◆ **TRECHO DE ORIGEM**
>>>>>
17 maio 2023

A escrita diarística e o fumo de um corpo que arde

Felipe A. P. L. Costa [*].

Reter lembranças é como reter
O fumo de um corpo que arde.
Poh Pin Chin (1909-1984).

Cada um de nós produz e perde ideias todos os dias. Muitas ideias. Tanto é que, mesmo deixando de lado aquelas que nos parecem erráticas ou falaciosas, ainda resta muita coisa. Incluindo até mesmo ideias que podem se tornar soluções viáveis para problemas (teóricos ou práticos) que estão a nos incomodar no dia a dia.

É fato também que, por mais egocêntricos que sejamos, nem todos os lampejos que nós temos diariamente visam apenas e tão somente o nosso bem-estar individual. Reter ao menos parte desse manancial, portanto, poderia ser valioso não só para o indivíduo, mas também para o seu entorno. Pensando assim, apresento a seguir quatro pontos para consideração e eventual refutação por parte do leitor.

1. NÃO DEIXE PARA DEPOIS.
<<<<<
◆ **DADOS APRESENTADOS**
>>>>>
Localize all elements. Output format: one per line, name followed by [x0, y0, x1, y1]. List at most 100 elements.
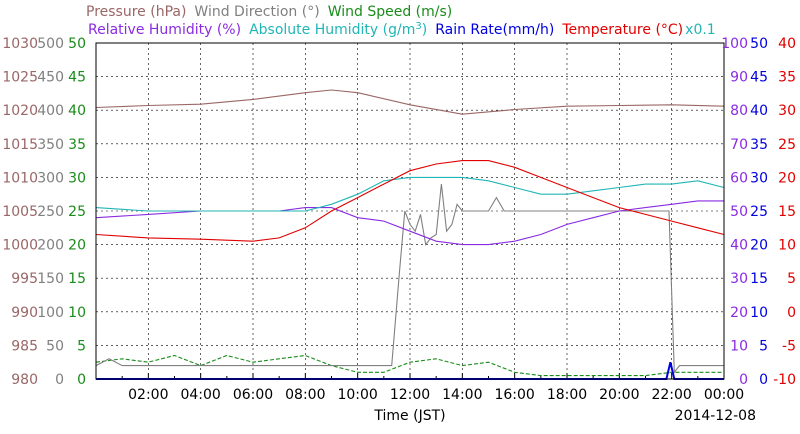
<<<<<
◆ **O QUE SE PEDE**
Por favor, indique a quem o trecho sobre a escrita diarística atribui os versos que comparam reter lembranças a reter o fumo de um corpo que arde. A listagem não tem papel algum nesta atividade.

◆ **RESPOSTA DO EXERCÍCIO**
A Poh Pin Chin (1909-1984).